**** DATA ENTRIES ****

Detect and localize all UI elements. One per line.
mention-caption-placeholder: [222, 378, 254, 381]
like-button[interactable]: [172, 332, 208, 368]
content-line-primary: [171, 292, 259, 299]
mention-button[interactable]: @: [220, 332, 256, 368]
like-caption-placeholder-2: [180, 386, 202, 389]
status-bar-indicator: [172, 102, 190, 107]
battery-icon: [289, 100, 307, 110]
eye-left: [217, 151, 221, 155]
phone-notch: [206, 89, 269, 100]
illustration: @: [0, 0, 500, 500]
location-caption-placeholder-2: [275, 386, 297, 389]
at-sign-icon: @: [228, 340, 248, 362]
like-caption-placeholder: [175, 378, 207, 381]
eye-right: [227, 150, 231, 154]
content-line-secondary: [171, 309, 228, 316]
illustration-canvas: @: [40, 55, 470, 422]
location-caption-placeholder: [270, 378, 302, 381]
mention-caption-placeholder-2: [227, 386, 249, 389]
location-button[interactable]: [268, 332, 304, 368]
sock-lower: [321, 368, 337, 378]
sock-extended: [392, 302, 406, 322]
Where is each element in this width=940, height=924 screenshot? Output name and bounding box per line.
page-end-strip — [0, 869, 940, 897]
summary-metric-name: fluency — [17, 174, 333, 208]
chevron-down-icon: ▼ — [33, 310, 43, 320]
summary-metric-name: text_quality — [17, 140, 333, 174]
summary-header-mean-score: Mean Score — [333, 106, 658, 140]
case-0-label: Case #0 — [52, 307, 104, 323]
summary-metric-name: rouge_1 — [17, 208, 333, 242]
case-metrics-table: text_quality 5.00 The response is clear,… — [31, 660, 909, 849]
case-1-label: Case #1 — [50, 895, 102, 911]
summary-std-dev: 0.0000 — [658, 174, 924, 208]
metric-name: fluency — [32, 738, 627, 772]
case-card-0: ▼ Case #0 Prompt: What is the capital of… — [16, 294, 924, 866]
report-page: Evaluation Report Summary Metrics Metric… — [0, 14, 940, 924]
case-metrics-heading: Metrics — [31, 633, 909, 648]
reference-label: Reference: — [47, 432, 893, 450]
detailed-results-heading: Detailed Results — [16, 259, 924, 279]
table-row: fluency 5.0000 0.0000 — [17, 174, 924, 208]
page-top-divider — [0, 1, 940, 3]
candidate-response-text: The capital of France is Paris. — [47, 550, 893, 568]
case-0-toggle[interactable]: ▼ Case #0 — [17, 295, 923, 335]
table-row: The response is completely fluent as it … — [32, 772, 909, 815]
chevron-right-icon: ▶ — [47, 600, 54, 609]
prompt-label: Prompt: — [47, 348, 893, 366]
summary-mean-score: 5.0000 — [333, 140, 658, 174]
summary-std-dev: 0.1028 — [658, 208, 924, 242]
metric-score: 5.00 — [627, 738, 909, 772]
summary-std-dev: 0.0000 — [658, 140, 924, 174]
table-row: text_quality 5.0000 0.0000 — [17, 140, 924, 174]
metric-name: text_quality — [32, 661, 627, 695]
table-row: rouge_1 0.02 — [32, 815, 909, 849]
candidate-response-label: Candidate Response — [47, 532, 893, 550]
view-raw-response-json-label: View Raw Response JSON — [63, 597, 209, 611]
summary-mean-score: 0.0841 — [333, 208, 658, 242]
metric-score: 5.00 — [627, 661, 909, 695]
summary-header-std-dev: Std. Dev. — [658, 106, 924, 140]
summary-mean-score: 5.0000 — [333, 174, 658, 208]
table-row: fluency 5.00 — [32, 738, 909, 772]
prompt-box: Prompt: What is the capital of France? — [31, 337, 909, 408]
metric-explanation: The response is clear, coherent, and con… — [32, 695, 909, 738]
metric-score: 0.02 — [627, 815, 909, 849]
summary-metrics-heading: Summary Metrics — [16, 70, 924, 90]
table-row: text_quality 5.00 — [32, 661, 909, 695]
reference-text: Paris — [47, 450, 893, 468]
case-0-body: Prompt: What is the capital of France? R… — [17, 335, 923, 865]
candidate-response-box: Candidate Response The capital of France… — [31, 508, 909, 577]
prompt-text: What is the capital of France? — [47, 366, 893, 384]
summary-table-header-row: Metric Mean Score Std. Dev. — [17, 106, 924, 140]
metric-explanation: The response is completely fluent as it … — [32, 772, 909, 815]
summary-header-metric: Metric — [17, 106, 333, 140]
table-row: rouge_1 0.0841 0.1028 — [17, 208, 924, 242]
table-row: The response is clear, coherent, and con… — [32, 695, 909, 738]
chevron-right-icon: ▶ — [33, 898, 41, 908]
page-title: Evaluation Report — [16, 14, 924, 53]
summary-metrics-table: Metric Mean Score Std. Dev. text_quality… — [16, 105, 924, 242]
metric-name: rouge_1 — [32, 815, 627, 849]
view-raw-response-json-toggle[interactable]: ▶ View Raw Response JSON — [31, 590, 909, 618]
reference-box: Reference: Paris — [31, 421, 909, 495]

****

TASK TO CARRY OUT: Swap every "Evaluation Report" in these lines for "Assessment Report", keeping all else the same.

FINAL RESULT:
Detect and localize all UI elements. One per line.
mention-caption-placeholder: [222, 378, 254, 381]
like-button[interactable]: [172, 332, 208, 368]
content-line-primary: [171, 292, 259, 299]
mention-button[interactable]: @: [220, 332, 256, 368]
like-caption-placeholder-2: [180, 386, 202, 389]
status-bar-indicator: [172, 102, 190, 107]
battery-icon: [289, 100, 307, 110]
eye-left: [217, 151, 221, 155]
phone-notch: [206, 89, 269, 100]
illustration: @: [0, 0, 500, 500]
location-caption-placeholder-2: [275, 386, 297, 389]
at-sign-icon: @: [228, 340, 248, 362]
like-caption-placeholder: [175, 378, 207, 381]
eye-right: [227, 150, 231, 154]
content-line-secondary: [171, 309, 228, 316]
illustration-canvas: @: [40, 55, 470, 422]
location-caption-placeholder: [270, 378, 302, 381]
mention-caption-placeholder-2: [227, 386, 249, 389]
location-button[interactable]: [268, 332, 304, 368]
sock-lower: [321, 368, 337, 378]
sock-extended: [392, 302, 406, 322]
Where is each element in this width=940, height=924 screenshot? Output name and bounding box per line.
page-end-strip — [0, 869, 940, 897]
summary-metric-name: fluency — [17, 174, 333, 208]
chevron-down-icon: ▼ — [33, 310, 43, 320]
summary-metric-name: text_quality — [17, 140, 333, 174]
summary-header-mean-score: Mean Score — [333, 106, 658, 140]
case-0-label: Case #0 — [52, 307, 104, 323]
summary-metric-name: rouge_1 — [17, 208, 333, 242]
case-metrics-table: text_quality 5.00 The response is clear,… — [31, 660, 909, 849]
case-1-label: Case #1 — [50, 895, 102, 911]
summary-std-dev: 0.0000 — [658, 174, 924, 208]
metric-name: fluency — [32, 738, 627, 772]
case-card-0: ▼ Case #0 Prompt: What is the capital of… — [16, 294, 924, 866]
report-page: Assessment Report Summary Metrics Metric… — [0, 14, 940, 924]
case-metrics-heading: Metrics — [31, 633, 909, 648]
reference-label: Reference: — [47, 432, 893, 450]
detailed-results-heading: Detailed Results — [16, 259, 924, 279]
table-row: fluency 5.0000 0.0000 — [17, 174, 924, 208]
page-top-divider — [0, 1, 940, 3]
candidate-response-text: The capital of France is Paris. — [47, 550, 893, 568]
case-0-toggle[interactable]: ▼ Case #0 — [17, 295, 923, 335]
table-row: The response is completely fluent as it … — [32, 772, 909, 815]
chevron-right-icon: ▶ — [47, 600, 54, 609]
prompt-label: Prompt: — [47, 348, 893, 366]
summary-mean-score: 5.0000 — [333, 140, 658, 174]
summary-std-dev: 0.1028 — [658, 208, 924, 242]
metric-score: 5.00 — [627, 738, 909, 772]
summary-std-dev: 0.0000 — [658, 140, 924, 174]
table-row: text_quality 5.0000 0.0000 — [17, 140, 924, 174]
metric-name: text_quality — [32, 661, 627, 695]
table-row: rouge_1 0.02 — [32, 815, 909, 849]
candidate-response-label: Candidate Response — [47, 532, 893, 550]
view-raw-response-json-label: View Raw Response JSON — [63, 597, 209, 611]
summary-mean-score: 0.0841 — [333, 208, 658, 242]
metric-score: 5.00 — [627, 661, 909, 695]
summary-header-std-dev: Std. Dev. — [658, 106, 924, 140]
summary-mean-score: 5.0000 — [333, 174, 658, 208]
table-row: fluency 5.00 — [32, 738, 909, 772]
prompt-box: Prompt: What is the capital of France? — [31, 337, 909, 408]
metric-explanation: The response is clear, coherent, and con… — [32, 695, 909, 738]
metric-score: 0.02 — [627, 815, 909, 849]
summary-metrics-heading: Summary Metrics — [16, 70, 924, 90]
table-row: text_quality 5.00 — [32, 661, 909, 695]
reference-text: Paris — [47, 450, 893, 468]
case-0-body: Prompt: What is the capital of France? R… — [17, 335, 923, 865]
candidate-response-box: Candidate Response The capital of France… — [31, 508, 909, 577]
prompt-text: What is the capital of France? — [47, 366, 893, 384]
summary-table-header-row: Metric Mean Score Std. Dev. — [17, 106, 924, 140]
metric-explanation: The response is completely fluent as it … — [32, 772, 909, 815]
summary-header-metric: Metric — [17, 106, 333, 140]
table-row: rouge_1 0.0841 0.1028 — [17, 208, 924, 242]
table-row: The response is clear, coherent, and con… — [32, 695, 909, 738]
chevron-right-icon: ▶ — [33, 898, 41, 908]
page-title: Assessment Report — [16, 14, 924, 53]
summary-metrics-table: Metric Mean Score Std. Dev. text_quality… — [16, 105, 924, 242]
metric-name: rouge_1 — [32, 815, 627, 849]
view-raw-response-json-toggle[interactable]: ▶ View Raw Response JSON — [31, 590, 909, 618]
reference-box: Reference: Paris — [31, 421, 909, 495]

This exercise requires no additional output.